» Set exercise:
Omit the images. Copy each entry word for word.

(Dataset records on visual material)
☆ ☆ ☆ ☆

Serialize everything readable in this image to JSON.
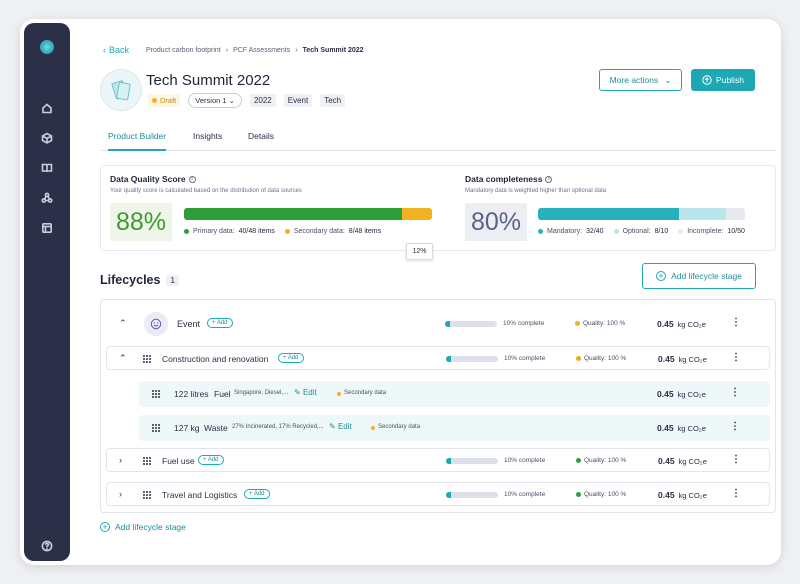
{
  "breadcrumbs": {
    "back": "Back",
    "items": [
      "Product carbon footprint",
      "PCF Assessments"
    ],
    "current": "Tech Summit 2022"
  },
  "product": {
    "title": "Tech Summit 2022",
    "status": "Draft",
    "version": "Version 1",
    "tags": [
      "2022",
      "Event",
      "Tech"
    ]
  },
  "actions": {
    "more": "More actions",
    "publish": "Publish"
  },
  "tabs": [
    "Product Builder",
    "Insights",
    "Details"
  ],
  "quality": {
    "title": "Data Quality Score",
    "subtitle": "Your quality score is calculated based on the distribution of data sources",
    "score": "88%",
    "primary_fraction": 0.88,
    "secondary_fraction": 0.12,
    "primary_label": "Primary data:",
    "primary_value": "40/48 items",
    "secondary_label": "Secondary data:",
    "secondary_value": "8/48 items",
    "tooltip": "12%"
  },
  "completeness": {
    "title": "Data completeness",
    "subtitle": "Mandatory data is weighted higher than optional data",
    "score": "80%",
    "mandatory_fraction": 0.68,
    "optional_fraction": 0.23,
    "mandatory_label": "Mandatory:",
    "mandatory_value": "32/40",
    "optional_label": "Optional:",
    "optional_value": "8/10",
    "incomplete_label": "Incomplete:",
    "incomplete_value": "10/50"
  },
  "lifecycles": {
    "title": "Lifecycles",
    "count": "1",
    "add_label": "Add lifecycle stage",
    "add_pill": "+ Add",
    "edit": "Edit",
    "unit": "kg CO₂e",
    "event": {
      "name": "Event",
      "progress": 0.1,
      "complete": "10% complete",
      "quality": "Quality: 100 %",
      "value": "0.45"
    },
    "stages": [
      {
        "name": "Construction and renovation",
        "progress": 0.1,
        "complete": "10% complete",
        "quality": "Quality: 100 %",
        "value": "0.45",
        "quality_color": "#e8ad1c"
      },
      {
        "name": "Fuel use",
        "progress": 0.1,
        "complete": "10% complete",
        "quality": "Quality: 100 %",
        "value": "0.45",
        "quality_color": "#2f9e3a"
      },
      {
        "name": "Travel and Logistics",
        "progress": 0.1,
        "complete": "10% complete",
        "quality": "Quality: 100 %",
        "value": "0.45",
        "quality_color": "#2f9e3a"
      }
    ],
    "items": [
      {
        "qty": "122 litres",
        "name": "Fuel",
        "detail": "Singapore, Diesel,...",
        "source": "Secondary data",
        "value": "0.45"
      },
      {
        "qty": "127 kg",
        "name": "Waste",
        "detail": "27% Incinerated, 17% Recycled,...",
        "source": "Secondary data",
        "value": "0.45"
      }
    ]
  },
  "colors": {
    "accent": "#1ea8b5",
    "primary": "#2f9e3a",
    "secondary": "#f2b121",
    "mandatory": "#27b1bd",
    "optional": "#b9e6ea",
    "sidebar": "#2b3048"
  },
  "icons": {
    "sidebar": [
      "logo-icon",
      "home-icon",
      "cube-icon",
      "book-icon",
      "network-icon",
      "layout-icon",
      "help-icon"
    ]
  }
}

☆ ☆ ☆ ☆

» The answer:
Serialize everything readable in this image to JSON.
{
  "breadcrumbs": {
    "back": "Back",
    "items": [
      "Product carbon footprint",
      "PCF Assessments"
    ],
    "current": "Tech Summit 2022"
  },
  "product": {
    "title": "Tech Summit 2022",
    "status": "Draft",
    "version": "Version 1",
    "tags": [
      "2022",
      "Event",
      "Tech"
    ]
  },
  "actions": {
    "more": "More actions",
    "publish": "Publish"
  },
  "tabs": [
    "Product Builder",
    "Insights",
    "Details"
  ],
  "quality": {
    "title": "Data Quality Score",
    "subtitle": "Your quality score is calculated based on the distribution of data sources",
    "score": "88%",
    "primary_fraction": 0.88,
    "secondary_fraction": 0.12,
    "primary_label": "Primary data:",
    "primary_value": "40/48 items",
    "secondary_label": "Secondary data:",
    "secondary_value": "8/48 items",
    "tooltip": "12%"
  },
  "completeness": {
    "title": "Data completeness",
    "subtitle": "Mandatory data is weighted higher than optional data",
    "score": "80%",
    "mandatory_fraction": 0.68,
    "optional_fraction": 0.23,
    "mandatory_label": "Mandatory:",
    "mandatory_value": "32/40",
    "optional_label": "Optional:",
    "optional_value": "8/10",
    "incomplete_label": "Incomplete:",
    "incomplete_value": "10/50"
  },
  "lifecycles": {
    "title": "Lifecycles",
    "count": "1",
    "add_label": "Add lifecycle stage",
    "add_pill": "+ Add",
    "edit": "Edit",
    "unit": "kg CO₂e",
    "event": {
      "name": "Event",
      "progress": 0.1,
      "complete": "10% complete",
      "quality": "Quality: 100 %",
      "value": "0.45"
    },
    "stages": [
      {
        "name": "Construction and renovation",
        "progress": 0.1,
        "complete": "10% complete",
        "quality": "Quality: 100 %",
        "value": "0.45",
        "quality_color": "#e8ad1c"
      },
      {
        "name": "Fuel use",
        "progress": 0.1,
        "complete": "10% complete",
        "quality": "Quality: 100 %",
        "value": "0.45",
        "quality_color": "#2f9e3a"
      },
      {
        "name": "Travel and Logistics",
        "progress": 0.1,
        "complete": "10% complete",
        "quality": "Quality: 100 %",
        "value": "0.45",
        "quality_color": "#2f9e3a"
      }
    ],
    "items": [
      {
        "qty": "122 litres",
        "name": "Fuel",
        "detail": "Singapore, Diesel,...",
        "source": "Secondary data",
        "value": "0.45"
      },
      {
        "qty": "127 kg",
        "name": "Waste",
        "detail": "27% Incinerated, 17% Recycled,...",
        "source": "Secondary data",
        "value": "0.45"
      }
    ]
  },
  "colors": {
    "accent": "#1ea8b5",
    "primary": "#2f9e3a",
    "secondary": "#f2b121",
    "mandatory": "#27b1bd",
    "optional": "#b9e6ea",
    "sidebar": "#2b3048"
  },
  "icons": {
    "sidebar": [
      "logo-icon",
      "home-icon",
      "cube-icon",
      "book-icon",
      "network-icon",
      "layout-icon",
      "help-icon"
    ]
  }
}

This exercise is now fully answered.